Stated exercise —
Report all lines holding "JSON".

Working data —
- - -

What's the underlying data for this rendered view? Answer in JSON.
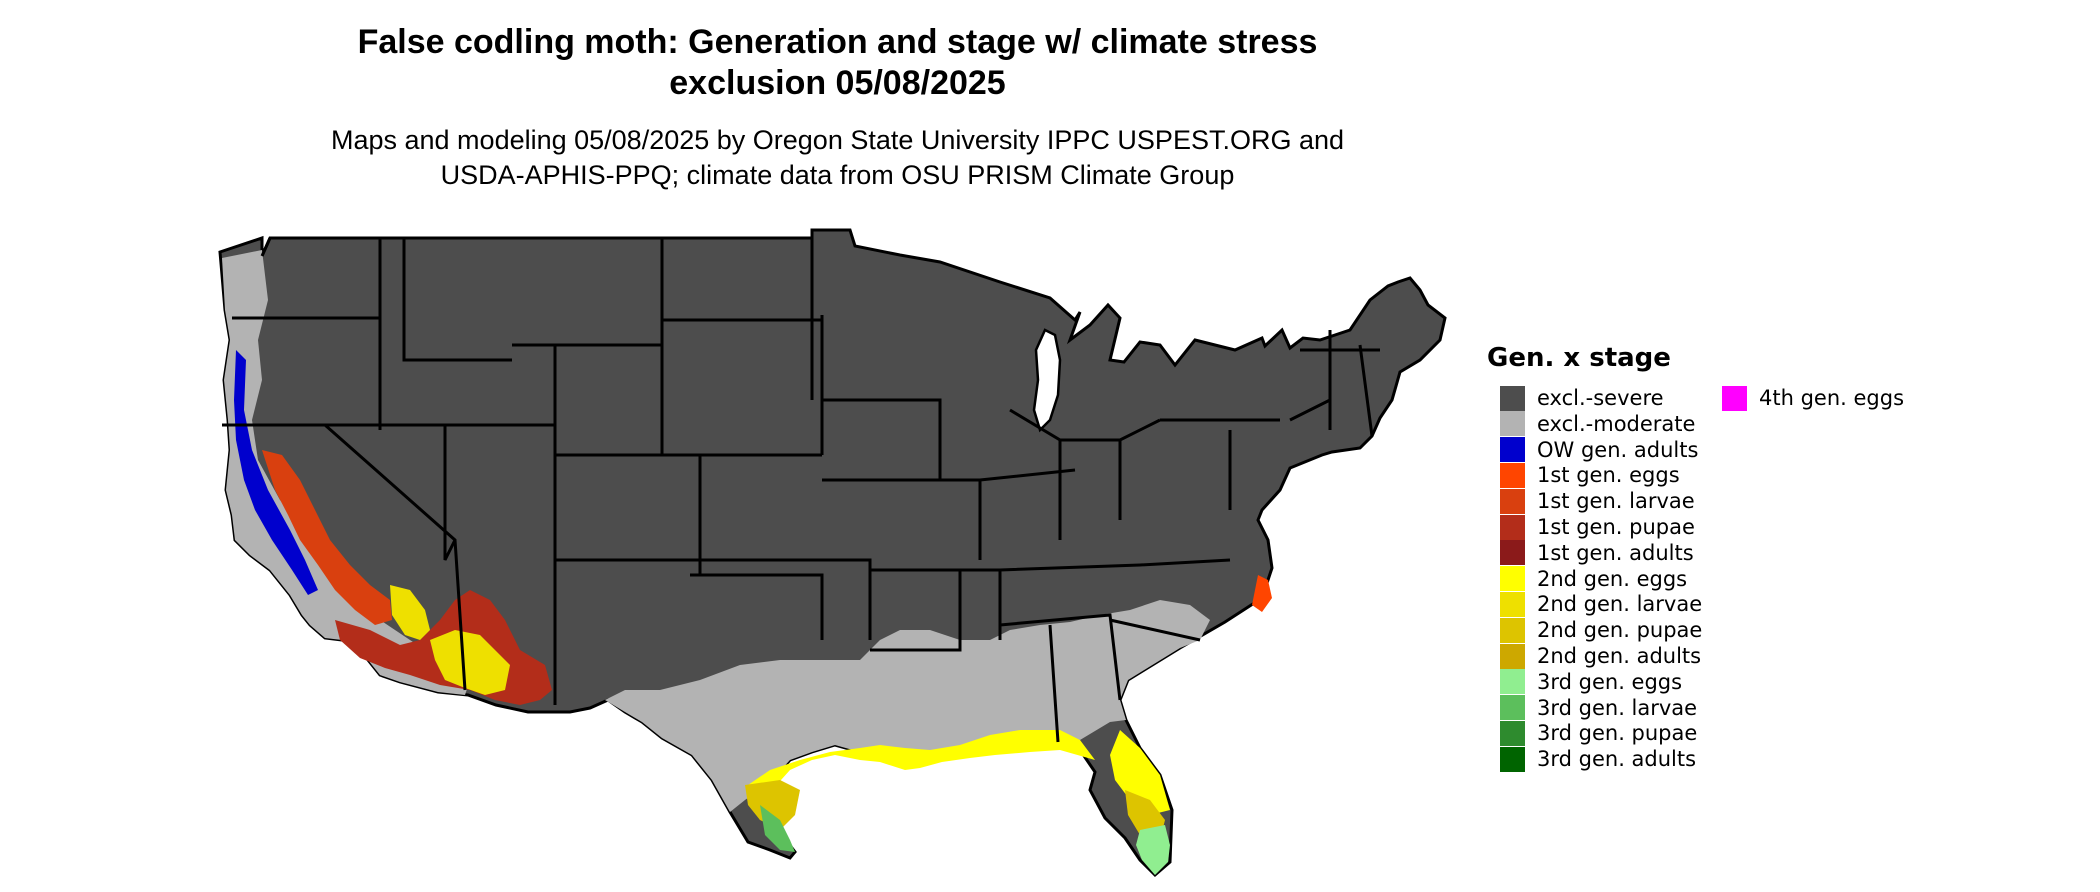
{
  "title": {
    "line1": "False codling moth: Generation and stage w/ climate stress",
    "line2": "exclusion 05/08/2025"
  },
  "subtitle": {
    "line1": "Maps and modeling 05/08/2025 by Oregon State University IPPC USPEST.ORG and",
    "line2": "USDA-APHIS-PPQ; climate data from OSU PRISM Climate Group"
  },
  "legend": {
    "title": "Gen. x stage",
    "items": [
      {
        "label": "excl.-severe",
        "color": "#4d4d4d"
      },
      {
        "label": "excl.-moderate",
        "color": "#b3b3b3"
      },
      {
        "label": "OW gen. adults",
        "color": "#0000cd"
      },
      {
        "label": "1st gen. eggs",
        "color": "#ff4500"
      },
      {
        "label": "1st gen. larvae",
        "color": "#d9400f"
      },
      {
        "label": "1st gen. pupae",
        "color": "#b32d1a"
      },
      {
        "label": "1st gen. adults",
        "color": "#8b1a1a"
      },
      {
        "label": "2nd gen. eggs",
        "color": "#ffff00"
      },
      {
        "label": "2nd gen. larvae",
        "color": "#eee000"
      },
      {
        "label": "2nd gen. pupae",
        "color": "#ddc400"
      },
      {
        "label": "2nd gen. adults",
        "color": "#cda800"
      },
      {
        "label": "3rd gen. eggs",
        "color": "#90ee90"
      },
      {
        "label": "3rd gen. larvae",
        "color": "#5cbf5c"
      },
      {
        "label": "3rd gen. pupae",
        "color": "#2e8b2e"
      },
      {
        "label": "3rd gen. adults",
        "color": "#006400"
      },
      {
        "label": "4th gen. eggs",
        "color": "#ff00ff"
      }
    ]
  },
  "map": {
    "region": "contiguous-united-states",
    "background_color": "#4d4d4d",
    "border_color": "#000000"
  }
}
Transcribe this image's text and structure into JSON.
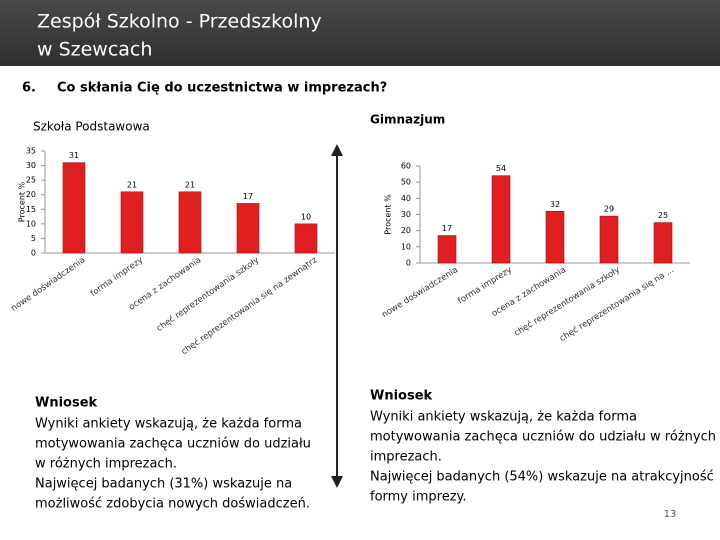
{
  "slide": {
    "title_lines": [
      "Zespół Szkolno - Przedszkolny",
      "w Szewcach"
    ],
    "number": "6.",
    "question": "Co skłania Cię do uczestnictwa w imprezach?",
    "page": "13"
  },
  "conclusions": [
    {
      "heading": "Wniosek",
      "lines": [
        "Wyniki ankiety wskazują, że każda forma",
        "motywowania zachęca uczniów do udziału",
        "w różnych imprezach.",
        "Najwięcej badanych (31%) wskazuje na",
        "możliwość zdobycia nowych doświadczeń."
      ]
    },
    {
      "heading": "Wniosek",
      "lines": [
        "Wyniki ankiety wskazują, że każda forma",
        "motywowania zachęca uczniów do udziału w różnych",
        "imprezach.",
        "Najwięcej badanych (54%) wskazuje na atrakcyjność",
        "formy imprezy."
      ]
    }
  ],
  "chart_data": [
    {
      "type": "bar",
      "title": "Szkoła  Podstawowa",
      "y_label": "Procent %",
      "categories": [
        "nowe doświadczenia",
        "forma imprezy",
        "ocena z zachowania",
        "chęć reprezentowania szkoły",
        "chęć reprezentowania się na zewnątrz"
      ],
      "values": [
        31,
        21,
        21,
        17,
        10
      ],
      "color": "#e02020",
      "ylim": [
        0,
        35
      ],
      "yticks": [
        0,
        5,
        10,
        15,
        20,
        25,
        30,
        35
      ],
      "grid": false
    },
    {
      "type": "bar",
      "title": "Gimnazjum",
      "y_label": "Procent %",
      "categories": [
        "nowe doświadczenia",
        "forma imprezy",
        "ocena z zachowania",
        "chęć reprezentowania szkoły",
        "chęć reprezentowania się na ..."
      ],
      "values": [
        17,
        54,
        32,
        29,
        25
      ],
      "color": "#e02020",
      "ylim": [
        0,
        60
      ],
      "yticks": [
        0,
        10,
        20,
        30,
        40,
        50,
        60
      ],
      "grid": false
    }
  ]
}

- - -

Solution to this problem —
What's the underlying data for this rendered view? Answer in JSON.
Transcribe this image's text and structure into JSON.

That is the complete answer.